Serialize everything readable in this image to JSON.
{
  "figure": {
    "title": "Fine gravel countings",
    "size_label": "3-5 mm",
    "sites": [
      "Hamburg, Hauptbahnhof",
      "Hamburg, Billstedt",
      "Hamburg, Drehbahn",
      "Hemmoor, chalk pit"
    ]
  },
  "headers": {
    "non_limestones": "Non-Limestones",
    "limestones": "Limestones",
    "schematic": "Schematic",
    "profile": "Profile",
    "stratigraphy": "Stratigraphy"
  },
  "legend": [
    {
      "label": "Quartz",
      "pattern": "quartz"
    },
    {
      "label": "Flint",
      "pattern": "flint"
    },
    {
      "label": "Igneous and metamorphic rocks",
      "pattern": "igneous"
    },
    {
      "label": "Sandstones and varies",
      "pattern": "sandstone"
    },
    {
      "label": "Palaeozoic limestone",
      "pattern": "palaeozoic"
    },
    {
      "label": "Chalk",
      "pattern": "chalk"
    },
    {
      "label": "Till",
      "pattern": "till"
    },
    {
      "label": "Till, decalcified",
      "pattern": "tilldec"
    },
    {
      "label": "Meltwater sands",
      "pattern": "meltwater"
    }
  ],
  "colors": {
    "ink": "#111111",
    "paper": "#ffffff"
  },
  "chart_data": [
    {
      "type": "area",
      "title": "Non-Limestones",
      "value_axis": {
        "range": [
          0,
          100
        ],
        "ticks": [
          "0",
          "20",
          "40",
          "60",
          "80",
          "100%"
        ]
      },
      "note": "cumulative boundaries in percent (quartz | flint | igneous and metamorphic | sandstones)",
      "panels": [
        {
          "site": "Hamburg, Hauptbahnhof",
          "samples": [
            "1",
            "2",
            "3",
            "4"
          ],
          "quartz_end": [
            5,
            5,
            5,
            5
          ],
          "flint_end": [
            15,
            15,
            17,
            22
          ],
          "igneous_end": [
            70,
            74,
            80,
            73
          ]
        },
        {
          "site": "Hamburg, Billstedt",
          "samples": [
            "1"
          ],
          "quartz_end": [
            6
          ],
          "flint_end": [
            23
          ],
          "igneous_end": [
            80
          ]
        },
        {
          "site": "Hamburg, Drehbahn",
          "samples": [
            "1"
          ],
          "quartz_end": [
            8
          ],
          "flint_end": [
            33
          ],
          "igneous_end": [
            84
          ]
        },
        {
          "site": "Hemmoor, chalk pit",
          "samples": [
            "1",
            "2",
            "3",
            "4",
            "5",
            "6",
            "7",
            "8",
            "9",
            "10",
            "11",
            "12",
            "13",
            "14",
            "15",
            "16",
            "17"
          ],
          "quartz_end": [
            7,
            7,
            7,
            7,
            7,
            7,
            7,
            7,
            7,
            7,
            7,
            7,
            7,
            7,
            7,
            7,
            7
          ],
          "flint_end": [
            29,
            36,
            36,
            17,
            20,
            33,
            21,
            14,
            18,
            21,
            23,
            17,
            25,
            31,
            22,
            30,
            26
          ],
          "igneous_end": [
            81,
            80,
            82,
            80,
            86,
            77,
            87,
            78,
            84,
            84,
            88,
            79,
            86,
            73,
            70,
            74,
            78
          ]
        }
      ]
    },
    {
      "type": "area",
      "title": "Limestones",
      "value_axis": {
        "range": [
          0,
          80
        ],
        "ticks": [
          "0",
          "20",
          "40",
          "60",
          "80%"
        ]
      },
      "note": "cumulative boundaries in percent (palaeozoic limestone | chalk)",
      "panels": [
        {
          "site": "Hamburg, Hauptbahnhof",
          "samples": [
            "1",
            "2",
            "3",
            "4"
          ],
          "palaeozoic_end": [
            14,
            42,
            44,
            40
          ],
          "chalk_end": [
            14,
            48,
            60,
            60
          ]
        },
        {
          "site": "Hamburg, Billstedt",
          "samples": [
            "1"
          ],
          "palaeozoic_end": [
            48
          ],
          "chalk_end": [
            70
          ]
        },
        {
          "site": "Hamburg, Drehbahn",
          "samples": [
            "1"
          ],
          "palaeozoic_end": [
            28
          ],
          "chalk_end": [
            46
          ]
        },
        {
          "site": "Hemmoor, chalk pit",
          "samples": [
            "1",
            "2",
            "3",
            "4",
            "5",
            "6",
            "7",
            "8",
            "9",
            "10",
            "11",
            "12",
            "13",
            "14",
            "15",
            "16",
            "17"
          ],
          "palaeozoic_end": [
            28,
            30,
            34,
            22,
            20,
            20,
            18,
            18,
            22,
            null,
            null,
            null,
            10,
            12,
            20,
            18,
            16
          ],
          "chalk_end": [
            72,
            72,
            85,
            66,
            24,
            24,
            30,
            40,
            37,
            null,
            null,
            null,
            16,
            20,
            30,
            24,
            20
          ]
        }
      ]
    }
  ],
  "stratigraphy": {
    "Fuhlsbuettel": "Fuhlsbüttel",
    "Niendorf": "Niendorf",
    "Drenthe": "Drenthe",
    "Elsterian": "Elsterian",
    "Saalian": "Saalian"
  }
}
-.-.-
**Request**
Reproduce all of the entries word for word.

**Exercise response**
Serialize everything readable in this image to JSON.
{
  "figure": {
    "title": "Fine gravel countings",
    "size_label": "3-5 mm",
    "sites": [
      "Hamburg, Hauptbahnhof",
      "Hamburg, Billstedt",
      "Hamburg, Drehbahn",
      "Hemmoor, chalk pit"
    ]
  },
  "headers": {
    "non_limestones": "Non-Limestones",
    "limestones": "Limestones",
    "schematic": "Schematic",
    "profile": "Profile",
    "stratigraphy": "Stratigraphy"
  },
  "legend": [
    {
      "label": "Quartz",
      "pattern": "quartz"
    },
    {
      "label": "Flint",
      "pattern": "flint"
    },
    {
      "label": "Igneous and metamorphic rocks",
      "pattern": "igneous"
    },
    {
      "label": "Sandstones and varies",
      "pattern": "sandstone"
    },
    {
      "label": "Palaeozoic limestone",
      "pattern": "palaeozoic"
    },
    {
      "label": "Chalk",
      "pattern": "chalk"
    },
    {
      "label": "Till",
      "pattern": "till"
    },
    {
      "label": "Till, decalcified",
      "pattern": "tilldec"
    },
    {
      "label": "Meltwater sands",
      "pattern": "meltwater"
    }
  ],
  "colors": {
    "ink": "#111111",
    "paper": "#ffffff"
  },
  "chart_data": [
    {
      "type": "area",
      "title": "Non-Limestones",
      "value_axis": {
        "range": [
          0,
          100
        ],
        "ticks": [
          "0",
          "20",
          "40",
          "60",
          "80",
          "100%"
        ]
      },
      "note": "cumulative boundaries in percent (quartz | flint | igneous and metamorphic | sandstones)",
      "panels": [
        {
          "site": "Hamburg, Hauptbahnhof",
          "samples": [
            "1",
            "2",
            "3",
            "4"
          ],
          "quartz_end": [
            5,
            5,
            5,
            5
          ],
          "flint_end": [
            15,
            15,
            17,
            22
          ],
          "igneous_end": [
            70,
            74,
            80,
            73
          ]
        },
        {
          "site": "Hamburg, Billstedt",
          "samples": [
            "1"
          ],
          "quartz_end": [
            6
          ],
          "flint_end": [
            23
          ],
          "igneous_end": [
            80
          ]
        },
        {
          "site": "Hamburg, Drehbahn",
          "samples": [
            "1"
          ],
          "quartz_end": [
            8
          ],
          "flint_end": [
            33
          ],
          "igneous_end": [
            84
          ]
        },
        {
          "site": "Hemmoor, chalk pit",
          "samples": [
            "1",
            "2",
            "3",
            "4",
            "5",
            "6",
            "7",
            "8",
            "9",
            "10",
            "11",
            "12",
            "13",
            "14",
            "15",
            "16",
            "17"
          ],
          "quartz_end": [
            7,
            7,
            7,
            7,
            7,
            7,
            7,
            7,
            7,
            7,
            7,
            7,
            7,
            7,
            7,
            7,
            7
          ],
          "flint_end": [
            29,
            36,
            36,
            17,
            20,
            33,
            21,
            14,
            18,
            21,
            23,
            17,
            25,
            31,
            22,
            30,
            26
          ],
          "igneous_end": [
            81,
            80,
            82,
            80,
            86,
            77,
            87,
            78,
            84,
            84,
            88,
            79,
            86,
            73,
            70,
            74,
            78
          ]
        }
      ]
    },
    {
      "type": "area",
      "title": "Limestones",
      "value_axis": {
        "range": [
          0,
          80
        ],
        "ticks": [
          "0",
          "20",
          "40",
          "60",
          "80%"
        ]
      },
      "note": "cumulative boundaries in percent (palaeozoic limestone | chalk)",
      "panels": [
        {
          "site": "Hamburg, Hauptbahnhof",
          "samples": [
            "1",
            "2",
            "3",
            "4"
          ],
          "palaeozoic_end": [
            14,
            42,
            44,
            40
          ],
          "chalk_end": [
            14,
            48,
            60,
            60
          ]
        },
        {
          "site": "Hamburg, Billstedt",
          "samples": [
            "1"
          ],
          "palaeozoic_end": [
            48
          ],
          "chalk_end": [
            70
          ]
        },
        {
          "site": "Hamburg, Drehbahn",
          "samples": [
            "1"
          ],
          "palaeozoic_end": [
            28
          ],
          "chalk_end": [
            46
          ]
        },
        {
          "site": "Hemmoor, chalk pit",
          "samples": [
            "1",
            "2",
            "3",
            "4",
            "5",
            "6",
            "7",
            "8",
            "9",
            "10",
            "11",
            "12",
            "13",
            "14",
            "15",
            "16",
            "17"
          ],
          "palaeozoic_end": [
            28,
            30,
            34,
            22,
            20,
            20,
            18,
            18,
            22,
            null,
            null,
            null,
            10,
            12,
            20,
            18,
            16
          ],
          "chalk_end": [
            72,
            72,
            85,
            66,
            24,
            24,
            30,
            40,
            37,
            null,
            null,
            null,
            16,
            20,
            30,
            24,
            20
          ]
        }
      ]
    }
  ],
  "stratigraphy": {
    "Fuhlsbuettel": "Fuhlsbüttel",
    "Niendorf": "Niendorf",
    "Drenthe": "Drenthe",
    "Elsterian": "Elsterian",
    "Saalian": "Saalian"
  }
}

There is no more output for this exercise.